> **Do this**
Find every line in the records below that holds the word "Summit", and copy each one.

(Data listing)

* * * * * * *

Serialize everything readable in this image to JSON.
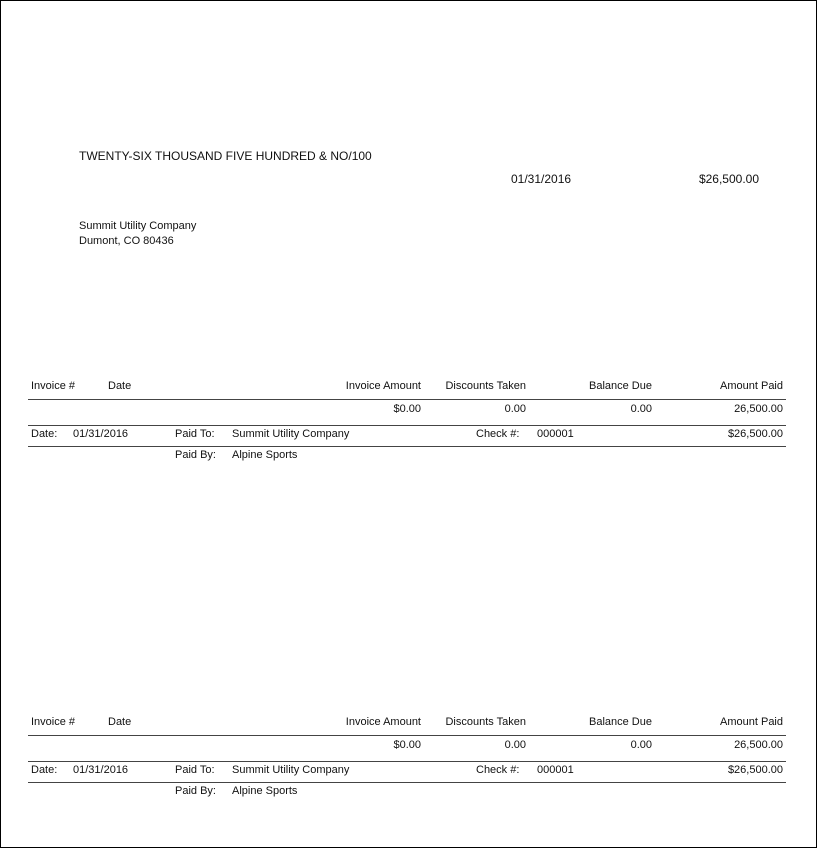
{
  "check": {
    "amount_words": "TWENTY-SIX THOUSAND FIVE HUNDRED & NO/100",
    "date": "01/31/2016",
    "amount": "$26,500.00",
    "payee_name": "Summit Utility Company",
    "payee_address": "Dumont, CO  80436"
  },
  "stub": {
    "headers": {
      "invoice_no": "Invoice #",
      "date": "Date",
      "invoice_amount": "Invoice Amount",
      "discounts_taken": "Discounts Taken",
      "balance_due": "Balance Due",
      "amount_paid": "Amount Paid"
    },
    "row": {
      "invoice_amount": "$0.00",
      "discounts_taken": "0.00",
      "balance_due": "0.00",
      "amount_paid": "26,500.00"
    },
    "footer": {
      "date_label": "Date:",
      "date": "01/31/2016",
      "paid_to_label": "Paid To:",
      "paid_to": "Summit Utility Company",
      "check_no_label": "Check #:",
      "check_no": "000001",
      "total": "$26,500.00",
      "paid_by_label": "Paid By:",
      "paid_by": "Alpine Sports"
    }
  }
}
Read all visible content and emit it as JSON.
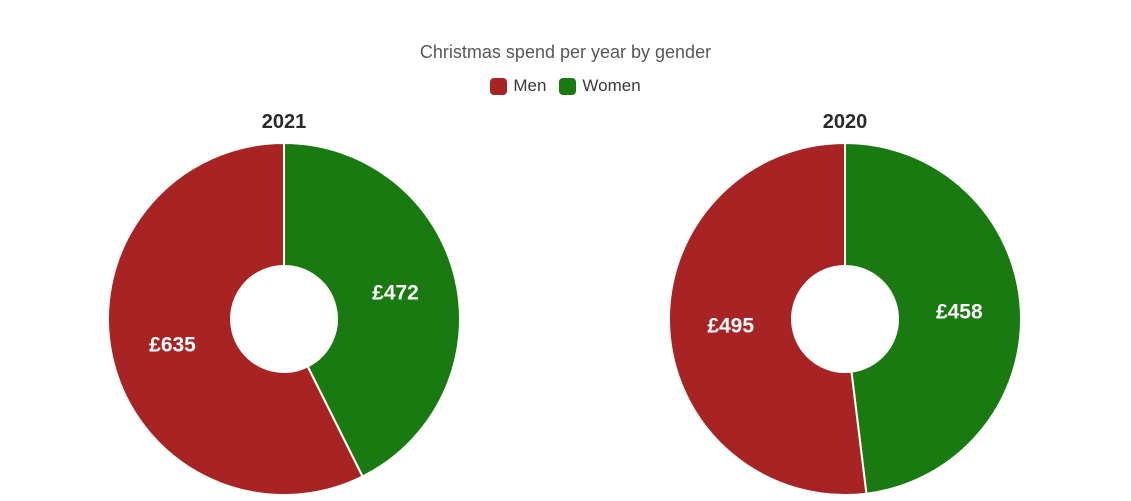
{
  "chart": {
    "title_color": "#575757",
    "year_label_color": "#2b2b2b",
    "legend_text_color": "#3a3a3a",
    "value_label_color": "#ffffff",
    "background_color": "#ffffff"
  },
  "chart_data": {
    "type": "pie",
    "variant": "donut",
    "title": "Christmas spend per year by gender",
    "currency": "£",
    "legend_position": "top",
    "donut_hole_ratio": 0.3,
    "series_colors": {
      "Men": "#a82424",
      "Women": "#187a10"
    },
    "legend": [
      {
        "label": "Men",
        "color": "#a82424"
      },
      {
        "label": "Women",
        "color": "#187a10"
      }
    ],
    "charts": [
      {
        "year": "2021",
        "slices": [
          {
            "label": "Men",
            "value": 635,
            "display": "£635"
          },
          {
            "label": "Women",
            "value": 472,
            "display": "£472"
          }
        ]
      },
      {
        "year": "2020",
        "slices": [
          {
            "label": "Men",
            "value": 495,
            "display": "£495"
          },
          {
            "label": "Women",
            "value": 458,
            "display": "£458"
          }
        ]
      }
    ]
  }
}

* * * * * * *

> **Full output**
    "payee_name": "Summit Utility Company",
      "paid_to": "Summit Utility Company",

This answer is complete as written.